JOB 1>
Say whether each statement agrees with the biography of Greta Patzke, answering yes or no and quoting the words of the biography that decide it: (a) She studied chemistry at Leibniz University Hannover from 1993 to 1997. (b) She wrote her dissertation in the group of Reinhard Nesper. (c) She became Full Professor in spring 2013.
JOB 2>
Write the next part of the Greta Patzke biography, picking up after its final sentence.
— Start of EXCERPT —
= Greta Patzke =

Professor of Inorganic Chemistry

Greta R. Patzke (born 2 March 1974 in Bremen) is Professor of Inorganic Chemistry at the University of Zurich.

== Life ==
From 1993 to 1997 she studied chemistry at Leibniz University Hannover. Her diploma thesis dealt with solid-state chemistry and computational chemistry. From 1997 to 1999 she completed her dissertation at Leibniz University in the group of Michael Binnewies. This dissertation dealt with the synthesis, characterization and properties of mixed oxides. In the group of Reinhard Nesper at the ETH Zurich she worked on her habilitation from 1999 on. During this time she worked on inorganic structural chemistry, the synthesis of nanomaterials and the systematic application and investigation of hydrothermal techniques. From 2007 to 2013, Greta Patzke was Assistant Professor of Inorganic Chemistry at the University of Zurich (Swiss National Science Foundation's funded professorship). In spring 2013 she was promoted to Associate Professor. Since May 2016 she is Full Professor. Since 2017 she is part of the institute's Board of Directors.
— End of EXCERPT —
— Start of ENTRIES PROVIDED —
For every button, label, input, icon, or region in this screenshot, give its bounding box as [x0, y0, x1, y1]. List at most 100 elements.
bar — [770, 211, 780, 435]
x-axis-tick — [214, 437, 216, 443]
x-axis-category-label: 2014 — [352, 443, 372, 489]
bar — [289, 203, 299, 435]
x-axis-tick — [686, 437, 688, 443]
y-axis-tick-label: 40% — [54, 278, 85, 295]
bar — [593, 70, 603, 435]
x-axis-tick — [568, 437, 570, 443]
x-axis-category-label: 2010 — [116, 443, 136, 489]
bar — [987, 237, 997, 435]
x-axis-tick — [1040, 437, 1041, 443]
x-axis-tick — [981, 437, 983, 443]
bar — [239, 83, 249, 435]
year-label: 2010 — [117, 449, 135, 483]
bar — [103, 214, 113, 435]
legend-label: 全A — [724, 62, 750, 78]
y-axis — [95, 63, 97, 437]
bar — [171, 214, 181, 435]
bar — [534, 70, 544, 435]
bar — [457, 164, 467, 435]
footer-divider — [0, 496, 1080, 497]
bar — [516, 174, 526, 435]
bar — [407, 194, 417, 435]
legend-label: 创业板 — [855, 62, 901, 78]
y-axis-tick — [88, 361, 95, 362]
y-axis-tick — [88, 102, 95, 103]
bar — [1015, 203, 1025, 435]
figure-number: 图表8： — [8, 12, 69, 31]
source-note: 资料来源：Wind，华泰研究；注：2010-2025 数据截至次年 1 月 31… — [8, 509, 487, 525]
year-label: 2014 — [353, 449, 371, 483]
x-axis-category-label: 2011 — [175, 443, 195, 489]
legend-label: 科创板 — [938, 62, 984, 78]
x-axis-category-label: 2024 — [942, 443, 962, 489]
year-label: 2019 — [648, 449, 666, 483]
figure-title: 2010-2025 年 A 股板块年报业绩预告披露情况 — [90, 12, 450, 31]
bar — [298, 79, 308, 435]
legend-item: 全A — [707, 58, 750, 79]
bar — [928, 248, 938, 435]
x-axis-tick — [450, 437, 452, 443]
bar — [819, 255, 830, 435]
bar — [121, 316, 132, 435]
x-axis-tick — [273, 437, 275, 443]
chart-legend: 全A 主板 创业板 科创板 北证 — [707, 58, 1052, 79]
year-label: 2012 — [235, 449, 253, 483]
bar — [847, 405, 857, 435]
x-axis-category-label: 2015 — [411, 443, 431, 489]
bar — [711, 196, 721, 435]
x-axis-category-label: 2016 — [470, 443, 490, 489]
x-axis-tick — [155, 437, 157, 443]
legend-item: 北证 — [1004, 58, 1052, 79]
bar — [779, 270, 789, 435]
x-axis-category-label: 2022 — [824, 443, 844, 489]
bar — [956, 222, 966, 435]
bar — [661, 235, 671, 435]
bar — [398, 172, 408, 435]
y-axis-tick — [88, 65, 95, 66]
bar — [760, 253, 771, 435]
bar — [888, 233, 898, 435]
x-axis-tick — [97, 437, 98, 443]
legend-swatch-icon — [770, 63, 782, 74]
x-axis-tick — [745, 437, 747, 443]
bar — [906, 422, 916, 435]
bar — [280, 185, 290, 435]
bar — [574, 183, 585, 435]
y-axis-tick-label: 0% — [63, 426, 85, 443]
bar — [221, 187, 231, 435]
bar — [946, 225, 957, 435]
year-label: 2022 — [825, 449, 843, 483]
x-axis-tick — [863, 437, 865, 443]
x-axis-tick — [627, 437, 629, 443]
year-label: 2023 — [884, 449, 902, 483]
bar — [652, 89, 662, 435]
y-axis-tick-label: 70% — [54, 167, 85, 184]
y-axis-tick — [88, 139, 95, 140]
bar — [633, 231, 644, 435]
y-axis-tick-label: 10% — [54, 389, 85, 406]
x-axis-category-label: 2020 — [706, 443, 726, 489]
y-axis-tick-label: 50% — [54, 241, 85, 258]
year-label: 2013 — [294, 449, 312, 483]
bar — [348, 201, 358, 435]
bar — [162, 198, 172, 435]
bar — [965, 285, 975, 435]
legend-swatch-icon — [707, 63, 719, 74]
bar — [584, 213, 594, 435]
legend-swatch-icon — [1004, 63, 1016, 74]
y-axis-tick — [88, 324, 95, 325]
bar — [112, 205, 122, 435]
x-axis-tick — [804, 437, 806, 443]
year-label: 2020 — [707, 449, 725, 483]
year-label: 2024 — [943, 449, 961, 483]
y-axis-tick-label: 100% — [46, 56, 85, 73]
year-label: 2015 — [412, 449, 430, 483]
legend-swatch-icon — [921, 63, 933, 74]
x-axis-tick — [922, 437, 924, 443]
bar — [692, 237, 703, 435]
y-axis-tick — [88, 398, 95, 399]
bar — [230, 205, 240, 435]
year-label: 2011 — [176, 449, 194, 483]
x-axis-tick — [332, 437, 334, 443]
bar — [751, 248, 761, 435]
— End of ENTRIES PROVIDED —
OUTPUT 1>
(a) Yes: "From 1993 to 1997 she studied chemistry at Leibniz University Hannover."
(b) No: "From 1997 to 1999 she completed her dissertation at Leibniz University in the group of Michael Binnewies."
(c) No: "In spring 2013 she was promoted to Associate Professor." and "Since May 2016 she is Full Professor."

OUTPUT 2>
== Prizes and awards ==
- 2017 Credit Suisse Award for Best Teaching
- 07/1993 Gold medal at the 25th International Chemistry Olympiad in Italy (13th overall place worldwide)

== Selected publications ==

- Patzke, Greta R. (2002). "Oxidic Nanotubes and Nanorods—Anisotropic Modules for a Future Nanotechnology"
- Hussain, Firasat (2009). "A Gadolinium-Bridged Polytungstoarsenate(III) Nanocluster: [Gd 8 As 12 W 124 O 432 (H 2 O) 22 ] 60-"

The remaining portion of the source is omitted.